_Extract to read_
The Hawker Hunter had a canopy close enough to a bubble that I would give it that credit.
I believe the MiG 21 and others of that era were designed with the idea that maneuvering combat was obsolete and that aircraft were just launch platforms to be vectored in by radar and weapons would be launched beyond visual range anyway.
If you think about it, they were not alone. The Jaguar, Tornado, Mirage, English Electric Lightning, and most of the century series had canopies that were not so good for rear vision.

- Ivan.


----------



## GrauGeist (Oct 15, 2018)

The P-36 was considered by many pilots to be a wonderful handling aircraft and it has the distinction of being the first U.S. fighter to bring down a Japanese fighter (A6M2) of the Pacific war.

This brings me to a point to consider - what were the qualifications of the pilots who made the fighter (any fighter) what it was?

When the U.S. went to war, their pilots were inexperienced, trained in old tactics that hadn't been proven since WWI and often times, these un-tried pilots were pitted against combat experienced adversaries.

Reactions: Agree Agree:
2 | Like List reactions


----------



## jetcal1 (Oct 15, 2018)

GrauGeist said:


> The P-36 was considered by many pilots to be a wonderful handling aircraft and it has the distinction of being the first U.S. fighter to bring down a Japanese fighter (A6M2) of the Pacific war.
> 
> This brings me to a point to consider - what were the qualifications of the pilots who made the fighter (any fighter) what it was?

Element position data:
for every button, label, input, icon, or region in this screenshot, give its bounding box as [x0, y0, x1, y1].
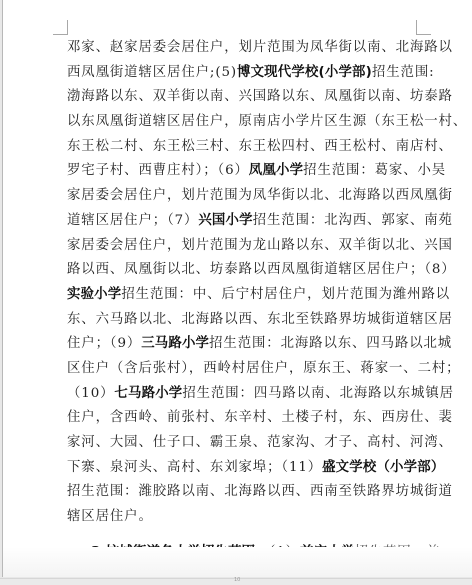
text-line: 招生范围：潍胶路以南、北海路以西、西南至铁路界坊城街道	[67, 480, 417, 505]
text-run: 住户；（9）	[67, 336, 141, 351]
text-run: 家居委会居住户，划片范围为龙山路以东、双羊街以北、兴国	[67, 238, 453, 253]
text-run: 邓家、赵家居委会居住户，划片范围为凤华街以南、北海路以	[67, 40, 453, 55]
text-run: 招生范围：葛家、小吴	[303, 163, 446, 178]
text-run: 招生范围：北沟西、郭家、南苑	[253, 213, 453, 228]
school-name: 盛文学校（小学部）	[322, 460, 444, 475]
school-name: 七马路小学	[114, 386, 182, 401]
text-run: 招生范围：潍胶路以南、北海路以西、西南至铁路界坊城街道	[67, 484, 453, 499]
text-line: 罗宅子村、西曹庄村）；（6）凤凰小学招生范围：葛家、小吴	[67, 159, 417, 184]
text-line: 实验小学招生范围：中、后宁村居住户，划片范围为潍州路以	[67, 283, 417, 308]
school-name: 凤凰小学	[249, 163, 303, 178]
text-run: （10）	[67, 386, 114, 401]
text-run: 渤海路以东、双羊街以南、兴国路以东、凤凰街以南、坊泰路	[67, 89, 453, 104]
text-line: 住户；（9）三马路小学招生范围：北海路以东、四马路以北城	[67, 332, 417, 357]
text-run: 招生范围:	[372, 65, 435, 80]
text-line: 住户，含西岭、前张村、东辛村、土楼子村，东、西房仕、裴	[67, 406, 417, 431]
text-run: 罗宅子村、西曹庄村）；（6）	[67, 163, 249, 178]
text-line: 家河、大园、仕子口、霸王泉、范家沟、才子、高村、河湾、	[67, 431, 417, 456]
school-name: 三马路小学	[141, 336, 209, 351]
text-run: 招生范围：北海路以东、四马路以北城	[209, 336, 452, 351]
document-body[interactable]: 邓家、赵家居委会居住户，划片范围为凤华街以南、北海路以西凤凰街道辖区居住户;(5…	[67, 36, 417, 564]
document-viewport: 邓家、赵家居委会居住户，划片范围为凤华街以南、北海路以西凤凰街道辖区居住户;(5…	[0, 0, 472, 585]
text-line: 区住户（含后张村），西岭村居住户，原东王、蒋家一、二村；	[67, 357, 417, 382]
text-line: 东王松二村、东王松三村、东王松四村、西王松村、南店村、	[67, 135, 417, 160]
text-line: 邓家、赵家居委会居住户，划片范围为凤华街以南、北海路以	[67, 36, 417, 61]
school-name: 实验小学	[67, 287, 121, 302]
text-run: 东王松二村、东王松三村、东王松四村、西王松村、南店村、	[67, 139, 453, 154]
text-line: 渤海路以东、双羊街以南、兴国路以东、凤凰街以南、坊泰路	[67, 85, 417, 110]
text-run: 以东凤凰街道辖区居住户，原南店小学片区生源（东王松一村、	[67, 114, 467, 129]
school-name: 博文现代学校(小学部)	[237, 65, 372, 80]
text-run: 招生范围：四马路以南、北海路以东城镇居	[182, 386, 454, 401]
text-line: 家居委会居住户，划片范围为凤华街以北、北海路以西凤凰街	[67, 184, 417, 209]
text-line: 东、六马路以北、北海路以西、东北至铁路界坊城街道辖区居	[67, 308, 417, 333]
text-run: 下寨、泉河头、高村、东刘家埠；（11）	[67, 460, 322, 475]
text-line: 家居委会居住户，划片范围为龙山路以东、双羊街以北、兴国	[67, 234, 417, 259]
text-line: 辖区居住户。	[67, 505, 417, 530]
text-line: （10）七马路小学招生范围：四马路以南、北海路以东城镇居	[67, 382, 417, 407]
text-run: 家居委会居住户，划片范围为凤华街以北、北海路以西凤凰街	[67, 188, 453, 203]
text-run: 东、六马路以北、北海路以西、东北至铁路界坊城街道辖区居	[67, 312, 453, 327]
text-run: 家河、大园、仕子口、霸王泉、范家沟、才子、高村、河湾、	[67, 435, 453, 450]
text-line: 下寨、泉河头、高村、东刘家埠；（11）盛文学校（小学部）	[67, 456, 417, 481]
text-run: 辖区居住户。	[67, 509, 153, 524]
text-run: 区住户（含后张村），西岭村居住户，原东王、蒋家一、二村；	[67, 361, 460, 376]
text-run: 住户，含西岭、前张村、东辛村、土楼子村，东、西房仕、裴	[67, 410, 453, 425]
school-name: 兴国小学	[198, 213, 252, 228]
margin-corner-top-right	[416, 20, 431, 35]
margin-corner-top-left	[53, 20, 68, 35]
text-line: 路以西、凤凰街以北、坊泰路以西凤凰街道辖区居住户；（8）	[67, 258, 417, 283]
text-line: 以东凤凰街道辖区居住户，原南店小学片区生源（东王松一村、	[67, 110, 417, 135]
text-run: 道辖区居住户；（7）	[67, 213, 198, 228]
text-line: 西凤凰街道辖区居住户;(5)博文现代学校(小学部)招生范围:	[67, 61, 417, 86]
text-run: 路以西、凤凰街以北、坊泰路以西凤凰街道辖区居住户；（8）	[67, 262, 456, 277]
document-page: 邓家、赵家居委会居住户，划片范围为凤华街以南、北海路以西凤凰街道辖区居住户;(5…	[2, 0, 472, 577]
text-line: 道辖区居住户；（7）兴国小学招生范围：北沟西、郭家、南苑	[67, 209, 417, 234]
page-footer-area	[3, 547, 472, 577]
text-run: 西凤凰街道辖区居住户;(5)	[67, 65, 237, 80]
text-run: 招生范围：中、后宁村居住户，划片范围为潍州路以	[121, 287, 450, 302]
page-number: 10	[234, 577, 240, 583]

_Do this_
Set down everything in the thread about fighter aircraft from "If you think" down to "GrauGeist (Oct 15, 2018)", word for word. This listing comes from a separate source unrelated to the thread about fighter aircraft.

_Output for this exercise_
If you think about it, they were not alone. The Jaguar, Tornado, Mirage, English Electric Lightning, and most of the century series had canopies that were not so good for rear vision.

- Ivan.


----------



## GrauGeist (Oct 15, 2018)